# Requirements
Pick out every line holding the string "productname" and copy it.

Collection entries:
━━━━━━━━━━━━━━━━━━━━━━━━━━━━━━
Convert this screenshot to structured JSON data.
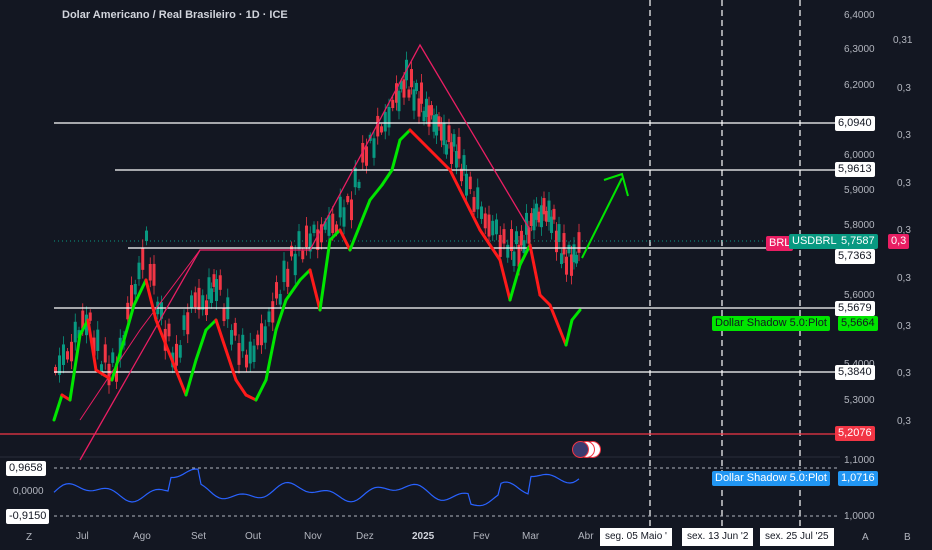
{
  "header": {
    "title": "Dolar Americano / Real Brasileiro · 1D · ICE"
  },
  "x_labels": [
    "Jul",
    "Ago",
    "Set",
    "Out",
    "Nov",
    "Dez",
    "2025",
    "Fev",
    "Mar",
    "Abr"
  ],
  "price_axis": [
    "6,4000",
    "6,3000",
    "6,2000",
    "6,0000",
    "5,9000",
    "5,8000",
    "5,6000",
    "5,4000",
    "5,3000",
    "1,1000",
    "1,0000"
  ],
  "right_axis": [
    "0,31",
    "0,3",
    "0,3",
    "0,3",
    "0,3",
    "0,3",
    "0,3",
    "0,3",
    "0,3",
    "0,3"
  ],
  "price_tags": {
    "l1": "6,0940",
    "l2": "5,9613",
    "l3": "5,7363",
    "l4": "5,5679",
    "l5": "5,3840",
    "l6": "5,2076",
    "current": "5,7587",
    "symbol": "USDBRL",
    "brl_prefix": "BRL",
    "brl_value": "0,3",
    "shadow_name": "Dollar Shadow 5.0:Plot",
    "shadow_value": "5,5664",
    "osc_name": "Dollar Shadow 5.0:Plot",
    "osc_value": "1,0716"
  },
  "osc_labels": {
    "top": "0,9658",
    "mid": "0,0000",
    "bot": "-0,9150"
  },
  "dates": [
    "seg. 05 Maio '",
    "sex. 13 Jun '2",
    "sex. 25 Jul '25"
  ],
  "corner_icons": [
    "Z",
    "A",
    "B"
  ],
  "colors": {
    "up": "#089981",
    "down": "#f23645",
    "shadow_up": "#00e600",
    "shadow_down": "#ff1a1a",
    "pink": "#e91e63",
    "osc": "#2962ff"
  },
  "chart_data": {
    "type": "candlestick",
    "title": "Dolar Americano / Real Brasileiro · 1D · ICE",
    "ylim": [
      5.2,
      6.4
    ],
    "horizontal_levels": [
      6.094,
      5.9613,
      5.7363,
      5.5679,
      5.384,
      5.2076
    ],
    "current_price": 5.7587
  }
}
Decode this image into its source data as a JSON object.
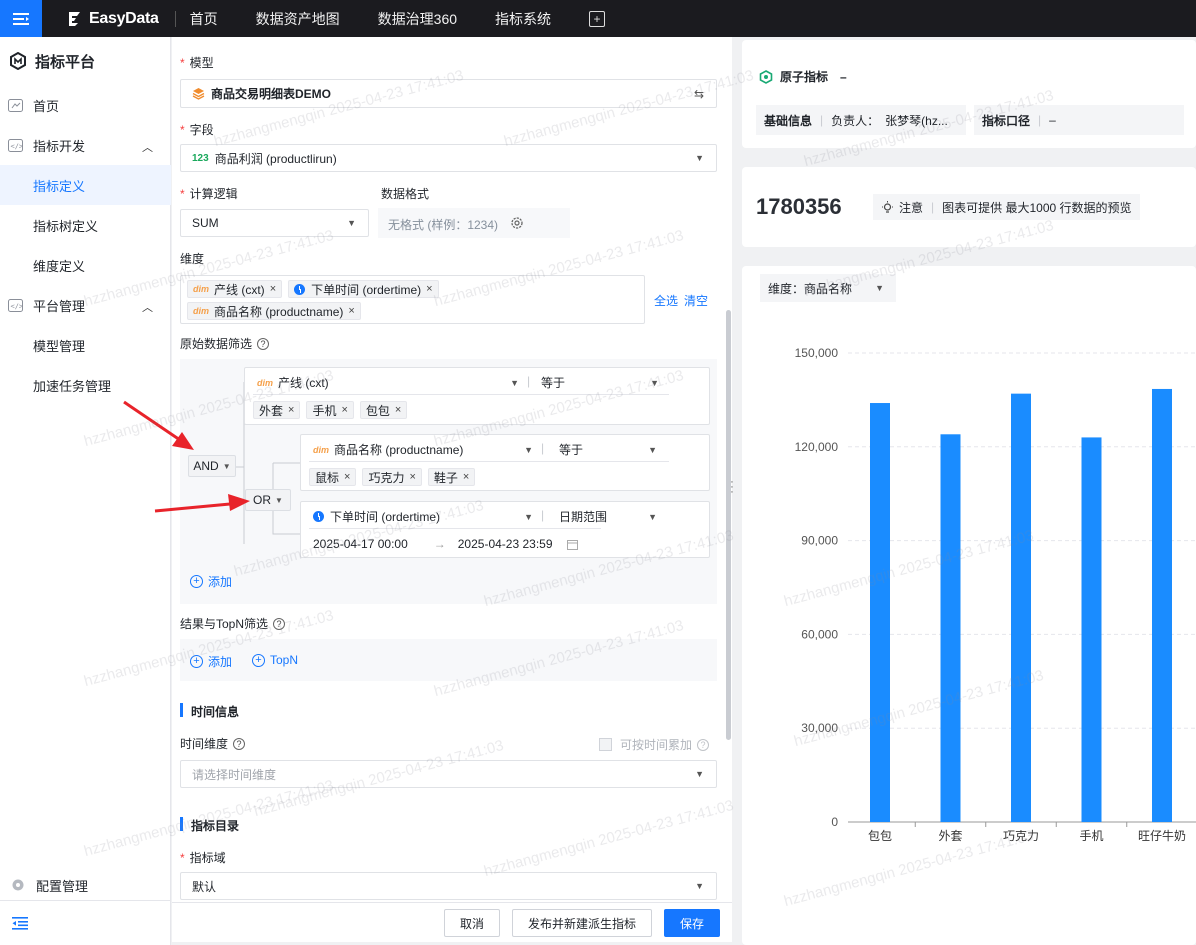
{
  "topbar": {
    "brand": "EasyData",
    "nav": [
      "首页",
      "数据资产地图",
      "数据治理360",
      "指标系统"
    ]
  },
  "sidebar": {
    "title": "指标平台",
    "items": [
      {
        "label": "首页"
      },
      {
        "label": "指标开发"
      },
      {
        "label": "指标定义"
      },
      {
        "label": "指标树定义"
      },
      {
        "label": "维度定义"
      },
      {
        "label": "平台管理"
      },
      {
        "label": "模型管理"
      },
      {
        "label": "加速任务管理"
      }
    ],
    "bottom": "配置管理"
  },
  "form": {
    "model_label": "模型",
    "model_value": "商品交易明细表DEMO",
    "field_label": "字段",
    "field_badge": "123",
    "field_value": "商品利润 (productlirun)",
    "calc_label": "计算逻辑",
    "calc_value": "SUM",
    "format_label": "数据格式",
    "format_value": "无格式 (样例：1234)",
    "dims_label": "维度",
    "dim_prefix": "dim",
    "dims": [
      "产线 (cxt)",
      "下单时间 (ordertime)",
      "商品名称 (productname)"
    ],
    "select_all": "全选",
    "clear": "清空",
    "filter_label": "原始数据筛选",
    "and_label": "AND",
    "or_label": "OR",
    "cond1": {
      "field": "产线 (cxt)",
      "op": "等于",
      "values": [
        "外套",
        "手机",
        "包包"
      ]
    },
    "cond2": {
      "field": "商品名称 (productname)",
      "op": "等于",
      "values": [
        "鼠标",
        "巧克力",
        "鞋子"
      ]
    },
    "cond3": {
      "field": "下单时间 (ordertime)",
      "op": "日期范围",
      "start": "2025-04-17 00:00",
      "end": "2025-04-23 23:59"
    },
    "add": "添加",
    "topn_label": "结果与TopN筛选",
    "topn": "TopN",
    "time_section": "时间信息",
    "time_dim_label": "时间维度",
    "time_accum": "可按时间累加",
    "time_dim_placeholder": "请选择时间维度",
    "catalog_section": "指标目录",
    "domain_label": "指标域",
    "domain_value": "默认"
  },
  "footer": {
    "cancel": "取消",
    "publish": "发布并新建派生指标",
    "save": "保存"
  },
  "right": {
    "atomic_label": "原子指标",
    "atomic_value": "–",
    "basic_info": "基础信息",
    "owner": "负责人：",
    "owner_name": "张梦琴(hz...",
    "caliber": "指标口径",
    "caliber_value": "–",
    "total": "1780356",
    "note": "注意",
    "note_text": "图表可提供 最大1000 行数据的预览",
    "dim_select": "维度：商品名称"
  },
  "watermark": "hzzhangmengqin 2025-04-23 17:41:03",
  "chart_data": {
    "type": "bar",
    "categories": [
      "包包",
      "外套",
      "巧克力",
      "手机",
      "旺仔牛奶"
    ],
    "values": [
      134000,
      124000,
      137000,
      123000,
      138500
    ],
    "ylim": [
      0,
      150000
    ],
    "yticks": [
      0,
      30000,
      60000,
      90000,
      120000,
      150000
    ],
    "ytick_labels": [
      "0",
      "30,000",
      "60,000",
      "90,000",
      "120,000",
      "150,000"
    ],
    "color": "#1a8cff",
    "grid": true
  }
}
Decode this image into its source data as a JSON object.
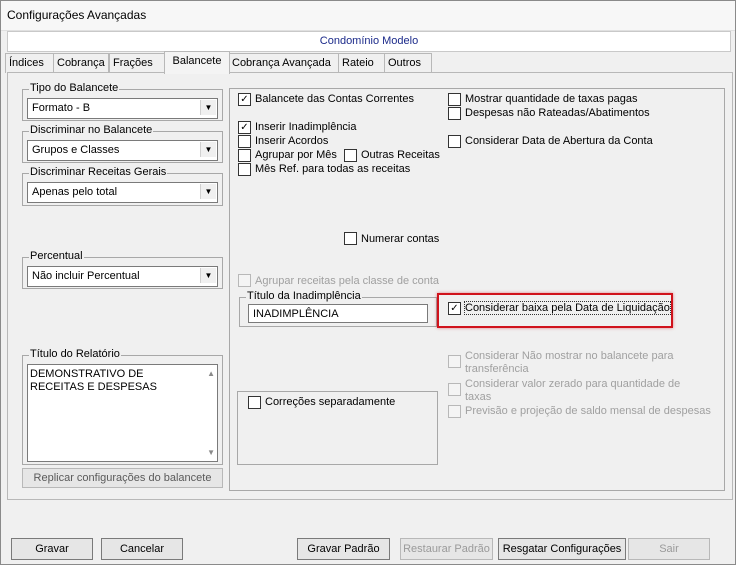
━━━━━━━━━━━━━━━━━━━━━━━━━━━━━━
# Result
      "商品名称 (productname)"
      "field": "商品名称 (productname)",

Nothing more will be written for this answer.